_EXERCISE PROMPT_
Copy each line of the material below that includes the string "Sarah".

_EXCERPTED RECORDS_

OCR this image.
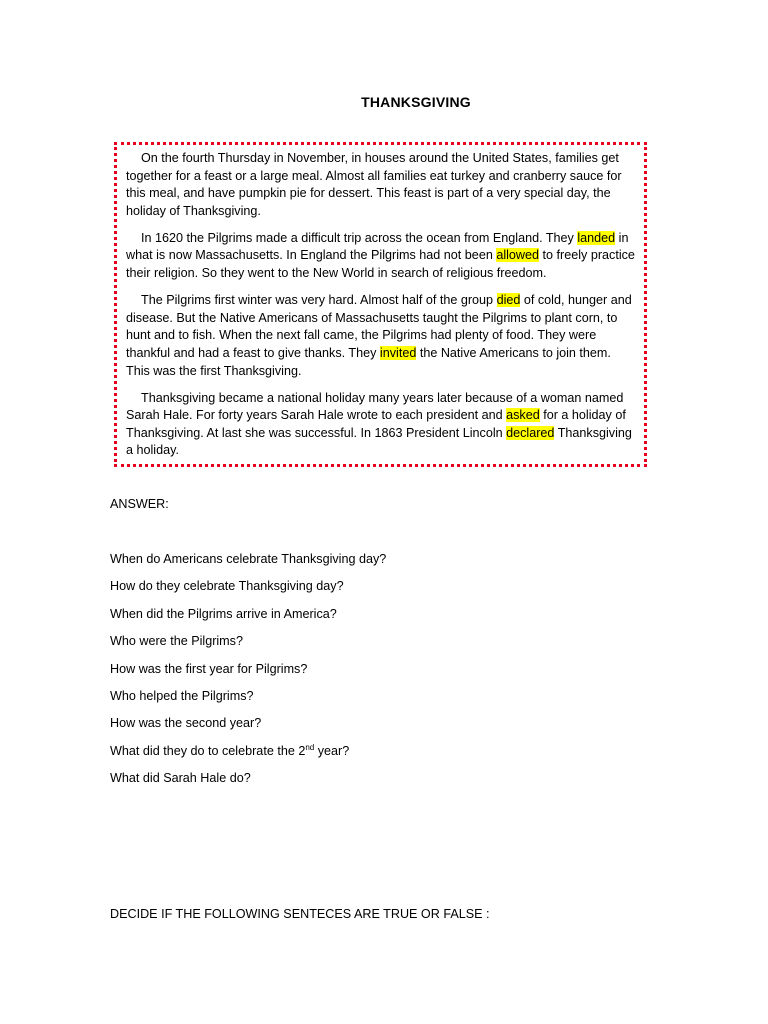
THANKSGIVING

On the fourth Thursday in November, in houses around the United States, families get together for a feast or a large meal. Almost all families eat turkey and cranberry sauce for this meal, and have pumpkin pie for dessert. This feast is part of a very special day, the holiday of Thanksgiving.

In 1620 the Pilgrims made a difficult trip across the ocean from England. They landed in what is now Massachusetts. In England the Pilgrims had not been allowed to freely practice their religion. So they went to the New World in search of religious freedom.

The Pilgrims first winter was very hard. Almost half of the group died of cold, hunger and disease. But the Native Americans of Massachusetts taught the Pilgrims to plant corn, to hunt and to fish. When the next fall came, the Pilgrims had plenty of food. They were thankful and had a feast to give thanks. They invited the Native Americans to join them. This was the first Thanksgiving.

Thanksgiving became a national holiday many years later because of a woman named Sarah Hale. For forty years Sarah Hale wrote to each president and asked for a holiday of Thanksgiving. At last she was successful. In 1863 President Lincoln declared Thanksgiving a holiday.

ANSWER:

When do Americans celebrate Thanksgiving day?
How do they celebrate Thanksgiving day?
When did the Pilgrims arrive in America?
Who were the Pilgrims?
How was the first year for Pilgrims?
Who helped the Pilgrims?
How was the second year?
What did they do to celebrate the 2nd year?
What did Sarah Hale do?

DECIDE IF THE FOLLOWING SENTECES ARE TRUE OR FALSE :
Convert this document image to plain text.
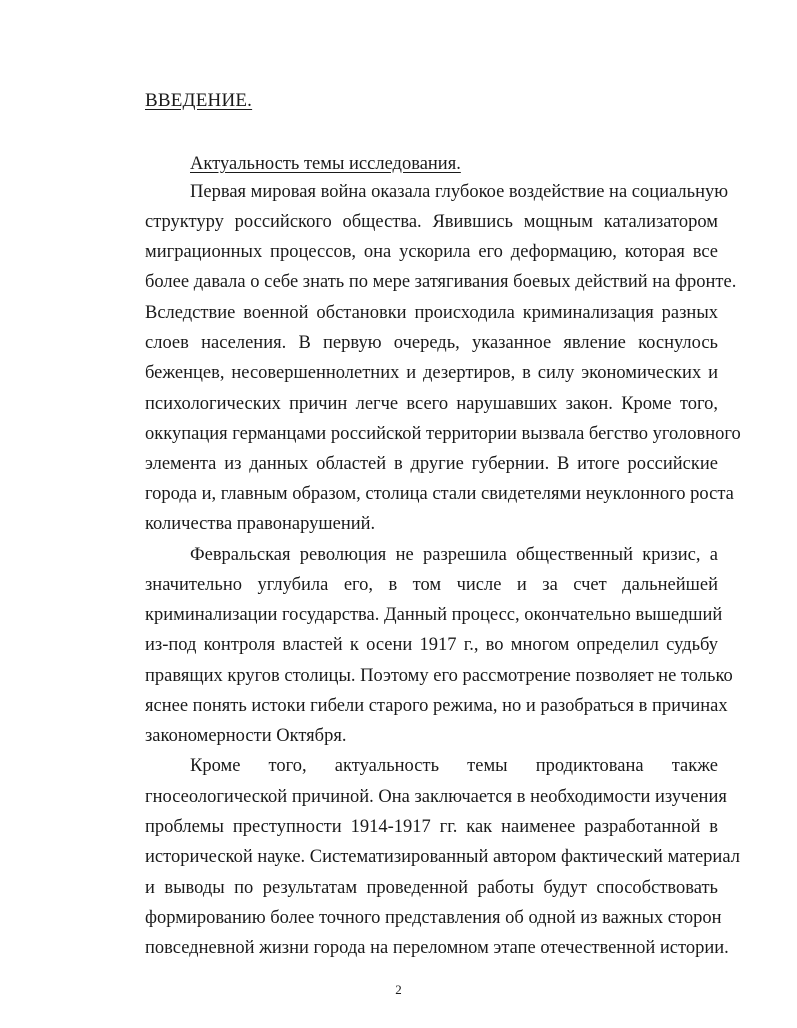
ВВЕДЕНИЕ.
Актуальность темы исследования.

Первая мировая война оказала глубокое воздействие на социальную

структуру российского общества. Явившись мощным катализатором

миграционных процессов, она ускорила его деформацию, которая все

более давала о себе знать по мере затягивания боевых действий на фронте.

Вследствие военной обстановки происходила криминализация разных

слоев населения. В первую очередь, указанное явление коснулось

беженцев, несовершеннолетних и дезертиров, в силу экономических и

психологических причин легче всего нарушавших закон. Кроме того,

оккупация германцами российской территории вызвала бегство уголовного

элемента из данных областей в другие губернии. В итоге российские

города и, главным образом, столица стали свидетелями неуклонного роста

количества правонарушений.

Февральская революция не разрешила общественный кризис, а

значительно углубила его, в том числе и за счет дальнейшей

криминализации государства. Данный процесс, окончательно вышедший

из-под контроля властей к осени 1917 г., во многом определил судьбу

правящих кругов столицы. Поэтому его рассмотрение позволяет не только

яснее понять истоки гибели старого режима, но и разобраться в причинах

закономерности Октября.

Кроме того, актуальность темы продиктована также

гносеологической причиной. Она заключается в необходимости изучения

проблемы преступности 1914-1917 гг. как наименее разработанной в

исторической науке. Систематизированный автором фактический материал

и выводы по результатам проведенной работы будут способствовать

формированию более точного представления об одной из важных сторон

повседневной жизни города на переломном этапе отечественной истории.

2
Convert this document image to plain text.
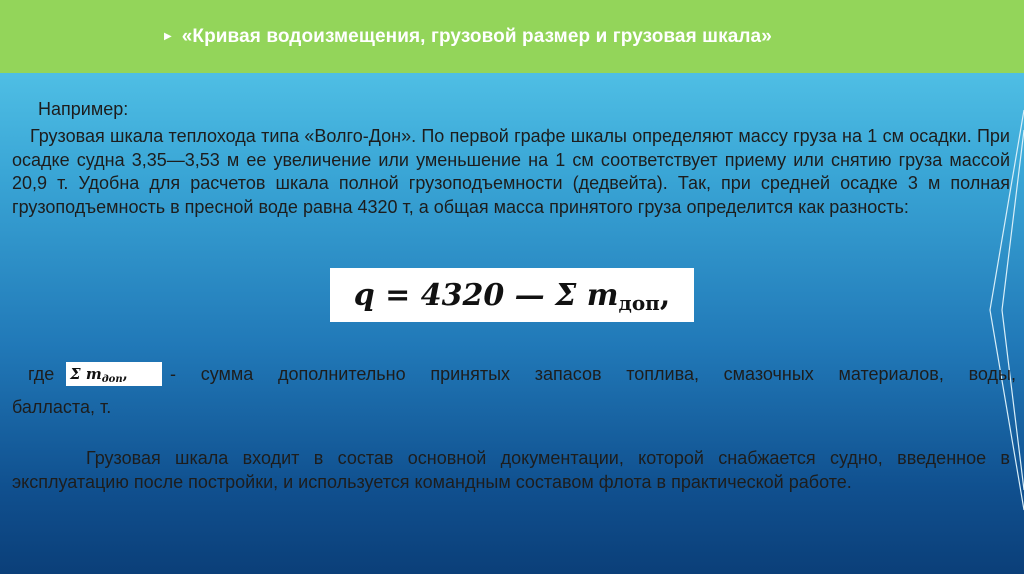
▶ «Кривая водоизмещения, грузовой размер и грузовая шкала»

Например:

Грузовая шкала теплохода типа «Волго-Дон». По первой графе шкалы определяют массу груза на 1 см осадки. При осадке судна 3,35—3,53 м ее увеличение или уменьшение на 1 см соответствует приему или снятию груза массой 20,9 т. Удобна для расчетов шкала полной грузоподъемности (дедвейта). Так, при средней осадке 3 м полная грузоподъемность в пресной воде равна 4320 т, а общая масса принятого груза определится как разность:

q = 4320 — Σ m $_{доп}$ ,
где Σ m $_{доп}$ , - сумма дополнительно принятых запасов топлива, смазочных материалов, воды,

балласта, т.

Грузовая шкала входит в состав основной документации, которой снабжается судно, введенное в эксплуатацию после постройки, и используется командным составом флота в практической работе.
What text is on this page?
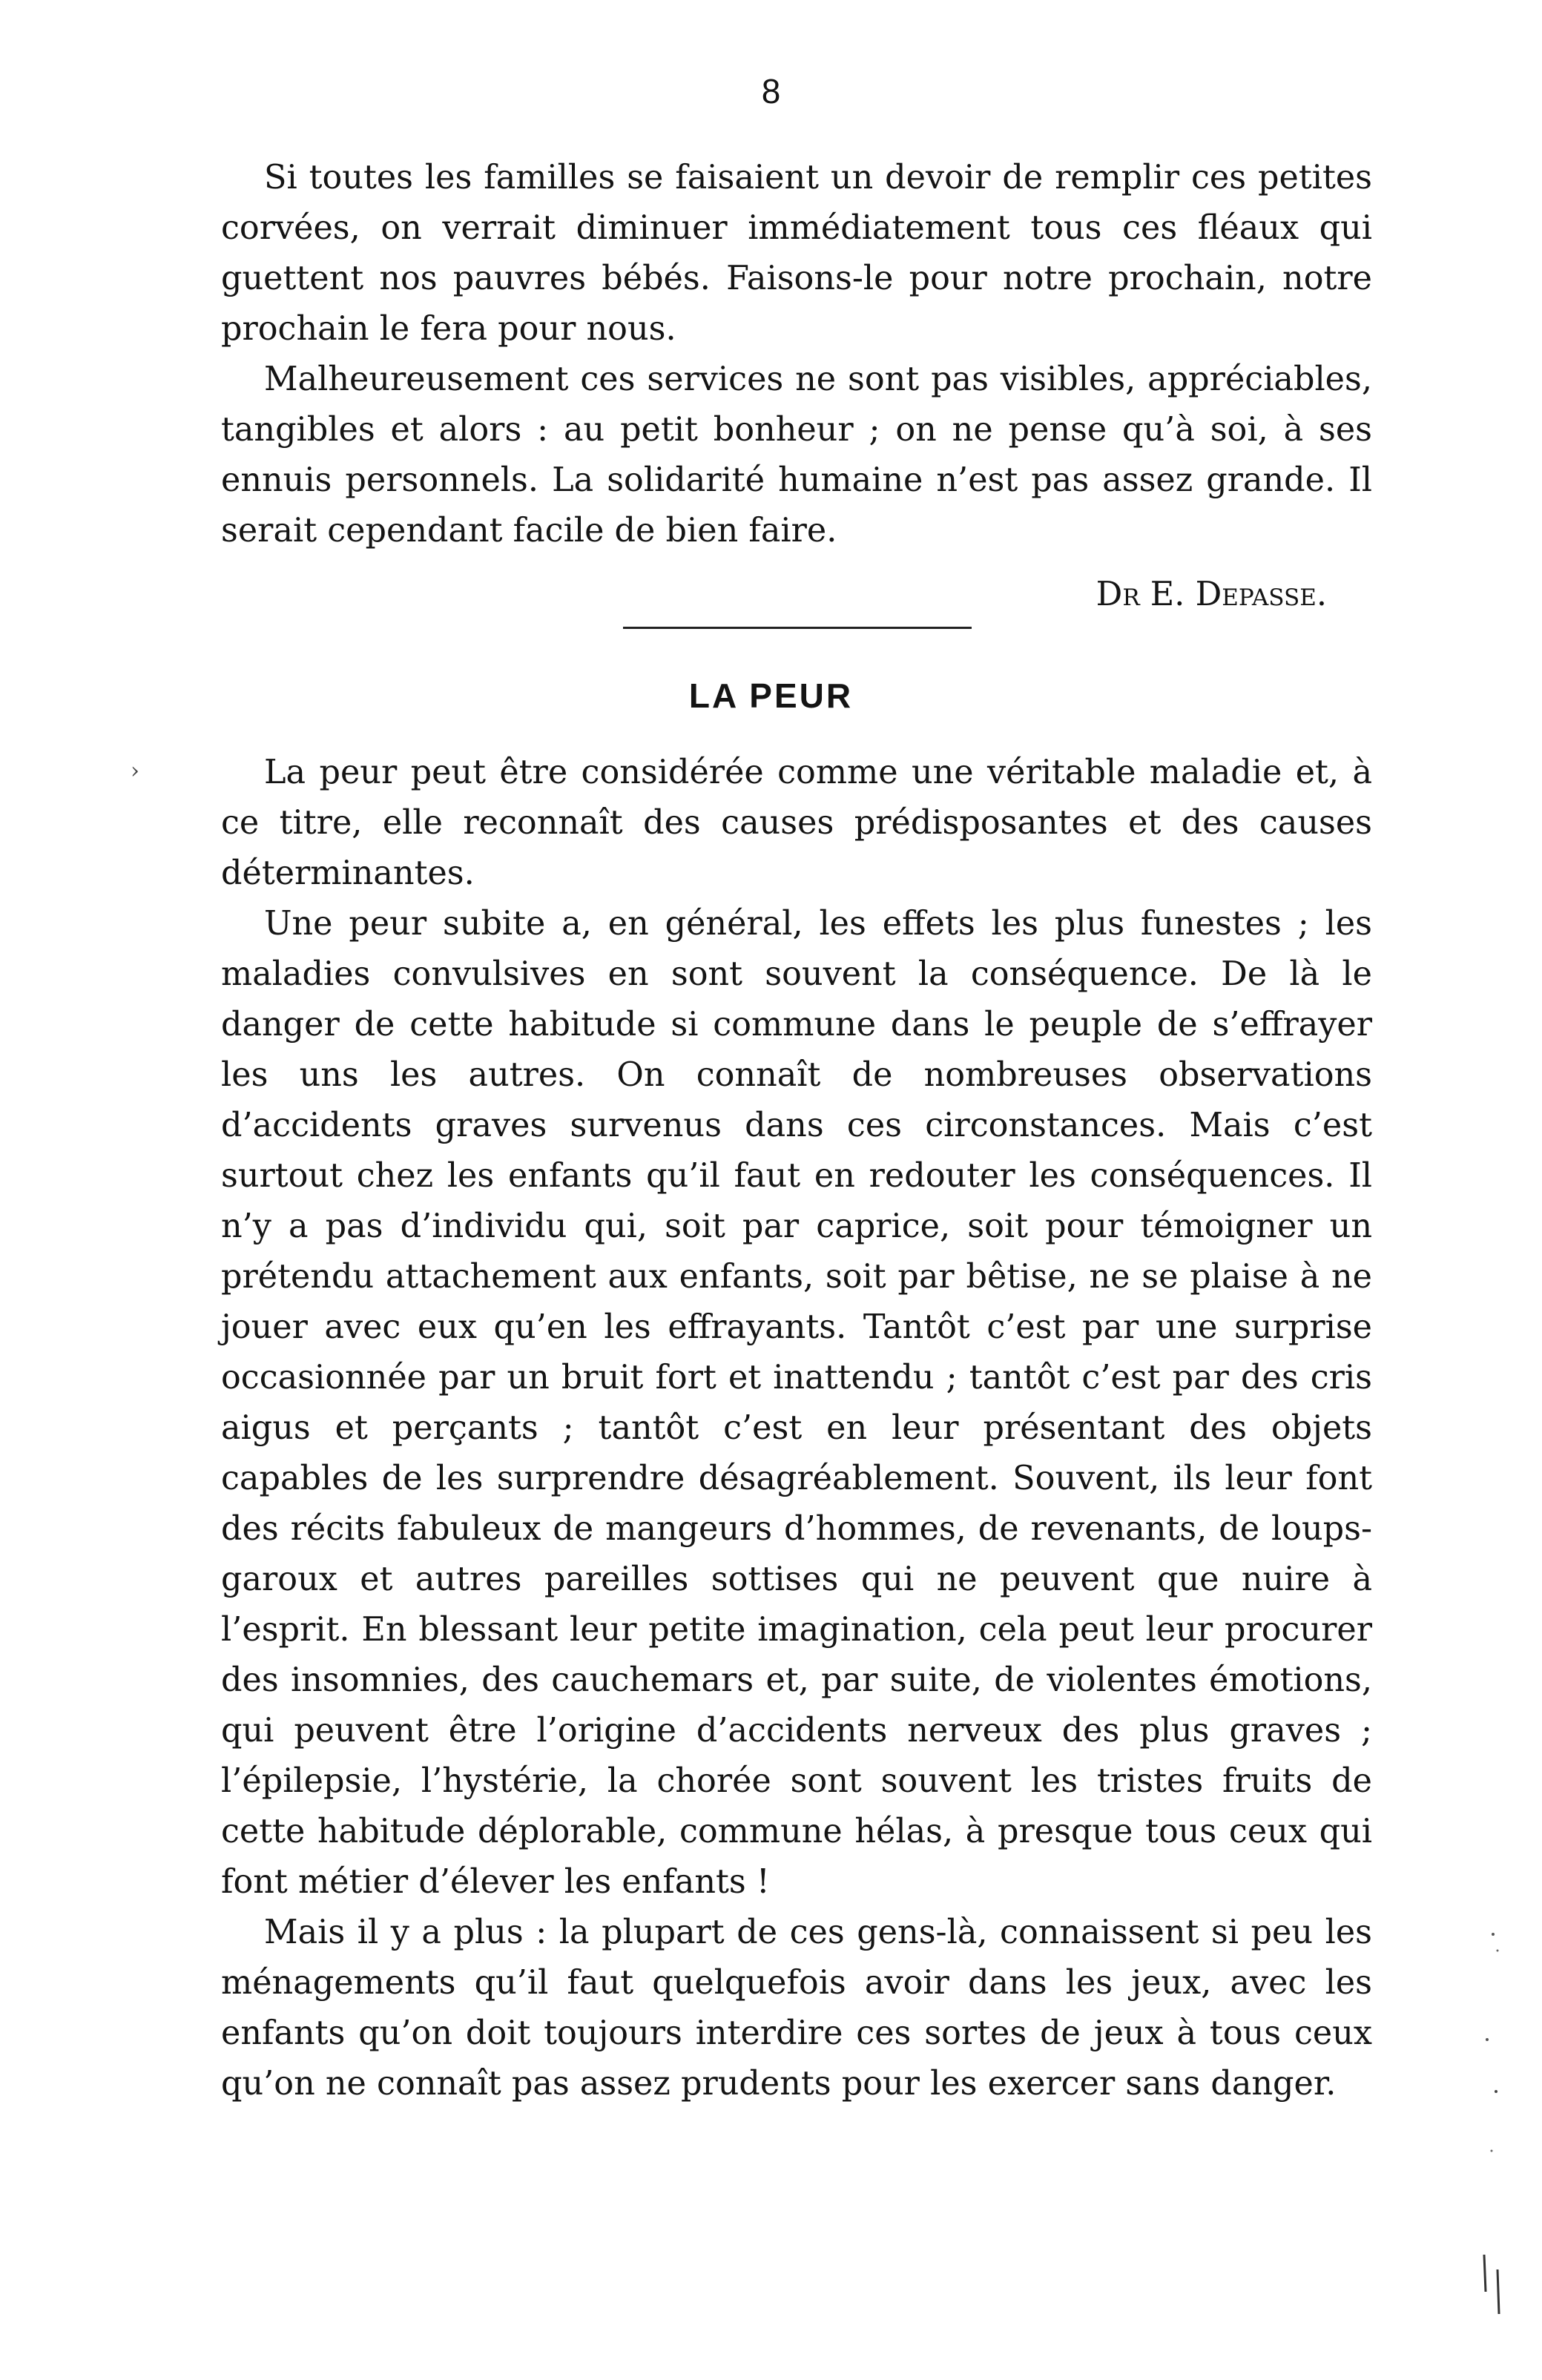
8

Si toutes les familles se faisaient un devoir de remplir ces petites corvées, on verrait diminuer immédiatement tous ces fléaux qui guettent nos pauvres bébés. Faisons-le pour notre prochain, notre prochain le fera pour nous.

Malheureusement ces services ne sont pas visibles, appréciables, tangibles et alors : au petit bonheur ; on ne pense qu’à soi, à ses ennuis personnels. La solidarité humaine n’est pas assez grande. Il serait cependant facile de bien faire.

Dr E. Depasse.
LA PEUR
›	La peur peut être considérée comme une véritable maladie et, à ce titre, elle reconnaît des causes prédisposantes et des causes déterminantes.

Une peur subite a, en général, les effets les plus funestes ; les maladies convulsives en sont souvent la conséquence. De là le danger de cette habitude si commune dans le peuple de s’effrayer les uns les autres. On connaît de nombreuses observations d’accidents graves survenus dans ces circonstances. Mais c’est surtout chez les enfants qu’il faut en redouter les conséquences. Il n’y a pas d’individu qui, soit par caprice, soit pour témoigner un prétendu attachement aux enfants, soit par bêtise, ne se plaise à ne jouer avec eux qu’en les effrayants. Tantôt c’est par une surprise occasionnée par un bruit fort et inattendu ; tantôt c’est par des cris aigus et perçants ; tantôt c’est en leur présentant des objets capables de les surprendre désagréablement. Souvent, ils leur font des récits fabuleux de mangeurs d’hommes, de revenants, de loups-garoux et autres pareilles sottises qui ne peuvent que nuire à l’esprit. En blessant leur petite imagination, cela peut leur procurer des insomnies, des cauchemars et, par suite, de violentes émotions, qui peuvent être l’origine d’accidents nerveux des plus graves ; l’épilepsie, l’hystérie, la chorée sont souvent les tristes fruits de cette habitude déplorable, commune hélas, à presque tous ceux qui font métier d’élever les enfants !

Mais il y a plus : la plupart de ces gens-là, connaissent si peu les ménagements qu’il faut quelquefois avoir dans les jeux, avec les enfants qu’on doit toujours interdire ces sortes de jeux à tous ceux qu’on ne connaît pas assez prudents pour les exercer sans danger.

_COMPLETED TASK_
Thanksgiving became a national holiday many years later because of a woman named Sarah Hale. For forty years Sarah Hale wrote to each president and asked for a holiday of Thanksgiving. At last she was successful. In 1863 President Lincoln declared Thanksgiving a holiday.
What did Sarah Hale do?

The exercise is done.